* begin Task data *

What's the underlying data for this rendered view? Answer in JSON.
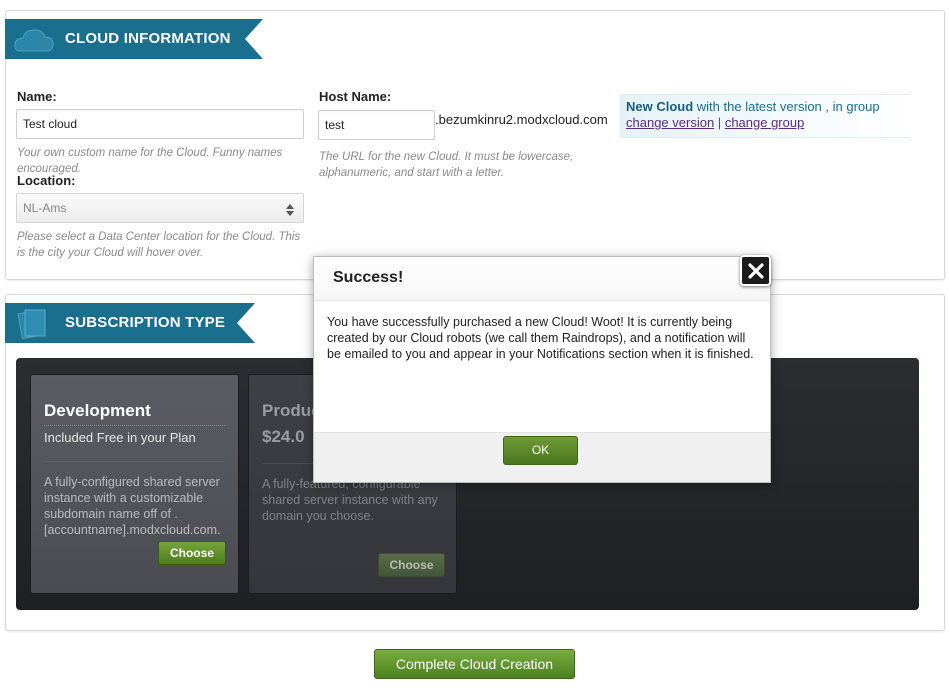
{
  "cloud_info": {
    "title": "CLOUD INFORMATION",
    "name_label": "Name:",
    "name_value": "Test cloud",
    "name_help": "Your own custom name for the Cloud. Funny names encouraged.",
    "location_label": "Location:",
    "location_value": "NL-Ams",
    "location_help": "Please select a Data Center location for the Cloud. This is the city your Cloud will hover over.",
    "host_label": "Host Name:",
    "host_value": "test",
    "host_suffix": ".bezumkinru2.modxcloud.com",
    "host_help": "The URL for the new Cloud. It must be lowercase, alphanumeric, and start with a letter.",
    "new_cloud_strong": "New Cloud",
    "new_cloud_text": " with the latest version , in group",
    "change_version": "change version",
    "separator": "|",
    "change_group": "change group"
  },
  "subscription": {
    "title": "SUBSCRIPTION TYPE",
    "plans": [
      {
        "title": "Development",
        "subtitle": "Included Free in your Plan",
        "description": "A fully-configured shared server instance with a customizable subdomain name off of . [accountname].modxcloud.com.",
        "button": "Choose"
      },
      {
        "title": "Production Account",
        "price": "$24.0",
        "description": "A fully-featured, configurable shared server instance with any domain you choose.",
        "button": "Choose"
      }
    ]
  },
  "complete_button": "Complete Cloud Creation",
  "modal": {
    "title": "Success!",
    "message": "You have successfully purchased a new Cloud! Woot! It is currently being created by our Cloud robots (we call them Raindrops), and a notification will be emailed to you and appear in your Notifications section when it is finished.",
    "ok": "OK"
  },
  "colors": {
    "ribbon": "#1a6e8e",
    "green_button": "#5a8f2b",
    "dark_panel": "#26272a"
  },
  "icons": [
    "cloud-icon",
    "stacked-pages-icon",
    "select-arrows-icon",
    "close-icon"
  ]
}
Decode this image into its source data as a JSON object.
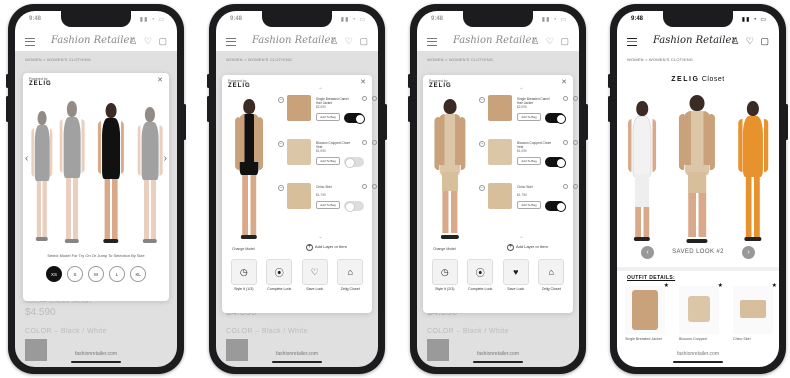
{
  "status": {
    "time": "9:48",
    "icons": "▮▮ ◔ ▭"
  },
  "header": {
    "logo": "Fashion Retailer",
    "icons": "♙ ♡ ▢"
  },
  "breadcrumb": "WOMEN > WOMEN'S CLOTHING",
  "product": {
    "title_faded": "COLLAR BLAZER JACKET",
    "price": "$4.590",
    "color": "COLOR – Black / White"
  },
  "url": "fashionretailer.com",
  "zelig": {
    "powered": "Powered by",
    "brand": "ZELIG",
    "close": "✕"
  },
  "size_modal": {
    "caption": "Select Model For Try On Or Jump To Selection By Size",
    "sizes": [
      "XS",
      "S",
      "M",
      "L",
      "XL"
    ],
    "selected": "XS",
    "prev": "‹",
    "next": "›"
  },
  "garments": [
    {
      "name": "Single Breasted Camel Hair Jacket",
      "price": "$2,090",
      "add": "Add To Bag",
      "on_screen2": true,
      "on_screen3": true
    },
    {
      "name": "Blouson Cropped Chore Vest",
      "price": "$1,090",
      "add": "Add To Bag",
      "on_screen2": false,
      "on_screen3": true
    },
    {
      "name": "Chino Skirt",
      "price": "$1,790",
      "add": "Add To Bag",
      "on_screen2": false,
      "on_screen3": true
    }
  ],
  "try_on": {
    "change_model": "Change Model",
    "add_layer": "Add Layer or Item",
    "actions": [
      {
        "icon": "◷",
        "label": "Style It (1/3)",
        "label2": "Style It (2/3)"
      },
      {
        "icon": "⦿",
        "label": "Complete Look"
      },
      {
        "icon": "♡",
        "icon_filled": "♥",
        "label": "Save Look"
      },
      {
        "icon": "⌂",
        "label": "Zelig Closet"
      }
    ]
  },
  "closet": {
    "title_brand": "ZELIG",
    "title_word": "Closet",
    "saved_label": "SAVED LOOK #2",
    "prev": "‹",
    "next": "›",
    "outfit_label": "OUTFIT DETAILS:",
    "products": [
      {
        "name": "Single Breasted Jacket",
        "star": "★"
      },
      {
        "name": "Blouson Cropped",
        "star": "★"
      },
      {
        "name": "Chino Skirt",
        "star": "★"
      }
    ]
  },
  "colors": {
    "accent": "#111111",
    "camel": "#c9a27c",
    "dim": "#999999"
  }
}
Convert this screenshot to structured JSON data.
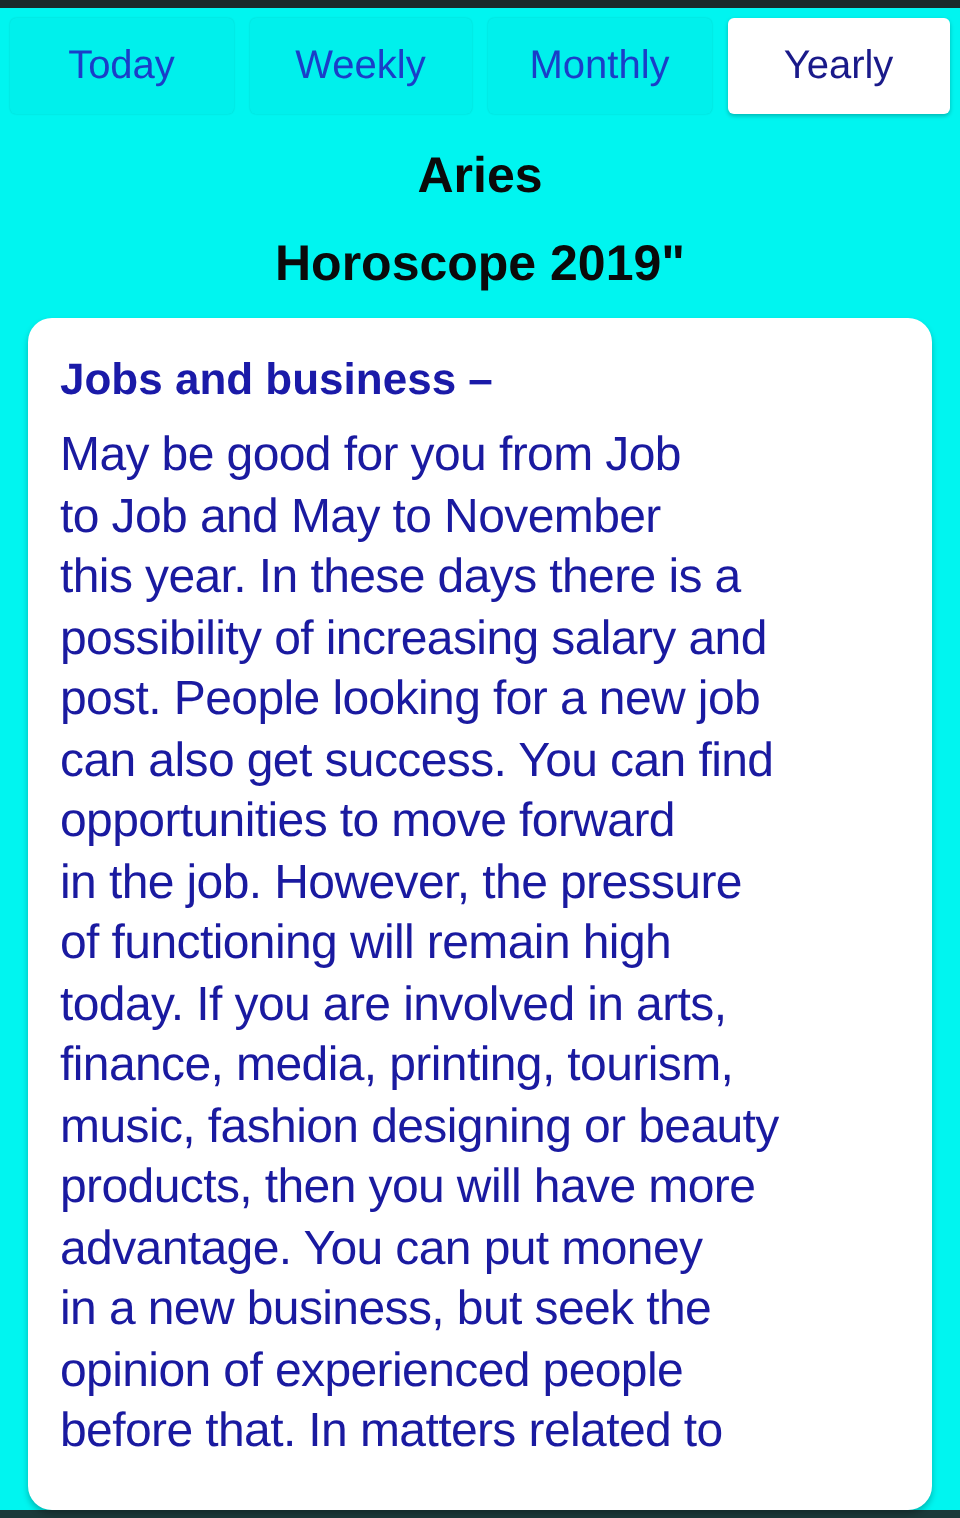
{
  "tabs": [
    {
      "label": "Today",
      "selected": false
    },
    {
      "label": "Weekly",
      "selected": false
    },
    {
      "label": "Monthly",
      "selected": false
    },
    {
      "label": "Yearly",
      "selected": true
    }
  ],
  "title_lines": [
    "Aries",
    "Horoscope 2019\""
  ],
  "card": {
    "heading": "Jobs and business –",
    "body_lines": [
      "May be good for you from Job",
      "to Job and May to November",
      "this year. In these days there is a",
      "possibility of increasing salary and",
      "post. People looking for a new job",
      "can also get success. You can find",
      "opportunities to move forward",
      "in the job. However, the pressure",
      "of functioning will remain high",
      "today. If you are involved in arts,",
      "finance, media, printing, tourism,",
      "music, fashion designing or beauty",
      "products, then you will have more",
      "advantage. You can put money",
      "in a new business, but seek the",
      "opinion of experienced people",
      "before that. In matters related to"
    ]
  }
}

* end Task data *

Description of the task:
Look through the entries and find each line that has the string "instance". Copy those lines.

Response for this exercise:
        "description": "A fully-configured shared server instance with a customizable subdomain name off of . [accountname].modxcloud.com.",
        "description": "A fully-featured, configurable shared server instance with any domain you choose.",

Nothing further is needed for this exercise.